── RECORDS PROVIDED

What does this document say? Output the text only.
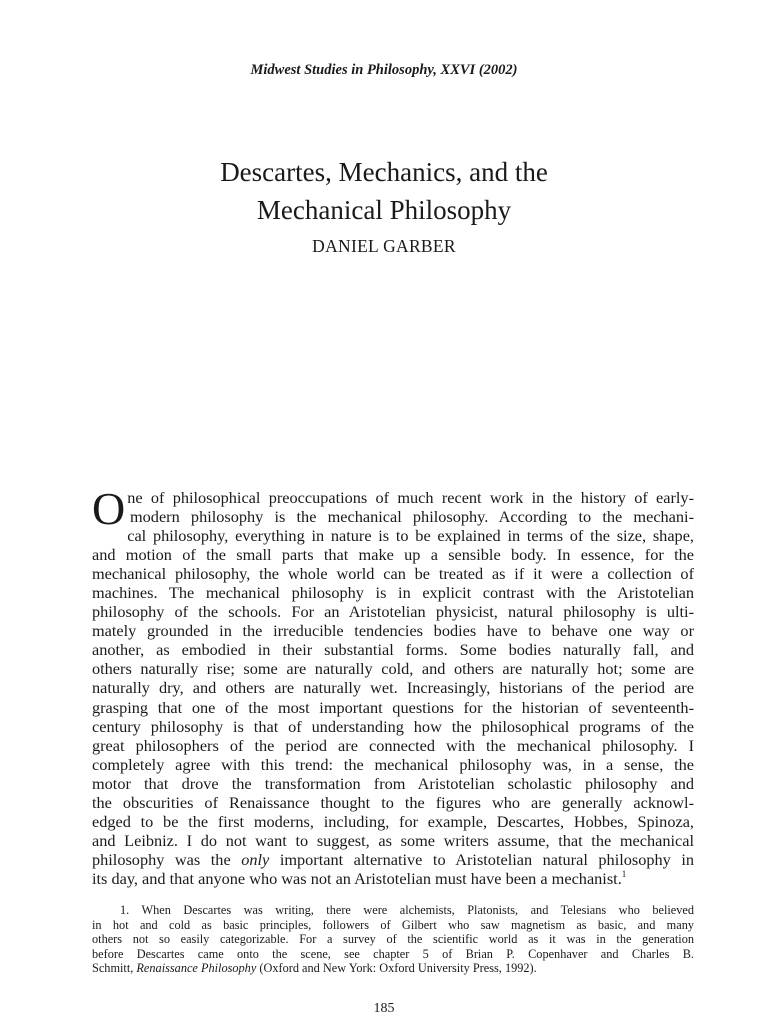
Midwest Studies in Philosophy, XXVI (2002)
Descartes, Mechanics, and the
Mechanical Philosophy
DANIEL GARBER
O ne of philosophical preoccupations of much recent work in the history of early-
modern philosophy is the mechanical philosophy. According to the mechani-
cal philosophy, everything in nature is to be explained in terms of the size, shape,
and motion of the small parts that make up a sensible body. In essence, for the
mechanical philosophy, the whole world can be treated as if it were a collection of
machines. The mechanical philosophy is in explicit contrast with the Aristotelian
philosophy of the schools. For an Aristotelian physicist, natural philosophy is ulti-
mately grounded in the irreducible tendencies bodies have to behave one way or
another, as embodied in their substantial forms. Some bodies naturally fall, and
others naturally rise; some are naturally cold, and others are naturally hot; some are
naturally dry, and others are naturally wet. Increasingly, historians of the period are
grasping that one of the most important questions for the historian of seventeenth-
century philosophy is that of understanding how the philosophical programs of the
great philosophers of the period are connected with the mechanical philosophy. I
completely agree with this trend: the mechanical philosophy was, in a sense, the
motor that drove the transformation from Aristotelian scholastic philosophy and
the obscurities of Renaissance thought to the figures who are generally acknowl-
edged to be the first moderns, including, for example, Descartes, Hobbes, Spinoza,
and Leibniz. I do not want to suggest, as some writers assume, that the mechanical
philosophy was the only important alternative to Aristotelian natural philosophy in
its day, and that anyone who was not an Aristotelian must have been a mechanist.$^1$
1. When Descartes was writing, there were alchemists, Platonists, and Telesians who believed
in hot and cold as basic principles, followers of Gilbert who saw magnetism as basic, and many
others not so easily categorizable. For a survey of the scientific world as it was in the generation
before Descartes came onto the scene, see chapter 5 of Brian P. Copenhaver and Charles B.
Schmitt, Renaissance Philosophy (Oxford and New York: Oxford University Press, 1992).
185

────

▸ EXERCISE
Write out each line of the data exactly; the images should be left out.

▸ THE ANSWER
What does this document say? Output the text only.
Midwest Studies in Philosophy, XXVI (2002)
Descartes, Mechanics, and the
Mechanical Philosophy
DANIEL GARBER
O ne of philosophical preoccupations of much recent work in the history of early-
modern philosophy is the mechanical philosophy. According to the mechani-
cal philosophy, everything in nature is to be explained in terms of the size, shape,
and motion of the small parts that make up a sensible body. In essence, for the
mechanical philosophy, the whole world can be treated as if it were a collection of
machines. The mechanical philosophy is in explicit contrast with the Aristotelian
philosophy of the schools. For an Aristotelian physicist, natural philosophy is ulti-
mately grounded in the irreducible tendencies bodies have to behave one way or
another, as embodied in their substantial forms. Some bodies naturally fall, and
others naturally rise; some are naturally cold, and others are naturally hot; some are
naturally dry, and others are naturally wet. Increasingly, historians of the period are
grasping that one of the most important questions for the historian of seventeenth-
century philosophy is that of understanding how the philosophical programs of the
great philosophers of the period are connected with the mechanical philosophy. I
completely agree with this trend: the mechanical philosophy was, in a sense, the
motor that drove the transformation from Aristotelian scholastic philosophy and
the obscurities of Renaissance thought to the figures who are generally acknowl-
edged to be the first moderns, including, for example, Descartes, Hobbes, Spinoza,
and Leibniz. I do not want to suggest, as some writers assume, that the mechanical
philosophy was the only important alternative to Aristotelian natural philosophy in
its day, and that anyone who was not an Aristotelian must have been a mechanist.$^1$
1. When Descartes was writing, there were alchemists, Platonists, and Telesians who believed
in hot and cold as basic principles, followers of Gilbert who saw magnetism as basic, and many
others not so easily categorizable. For a survey of the scientific world as it was in the generation
before Descartes came onto the scene, see chapter 5 of Brian P. Copenhaver and Charles B.
Schmitt, Renaissance Philosophy (Oxford and New York: Oxford University Press, 1992).
185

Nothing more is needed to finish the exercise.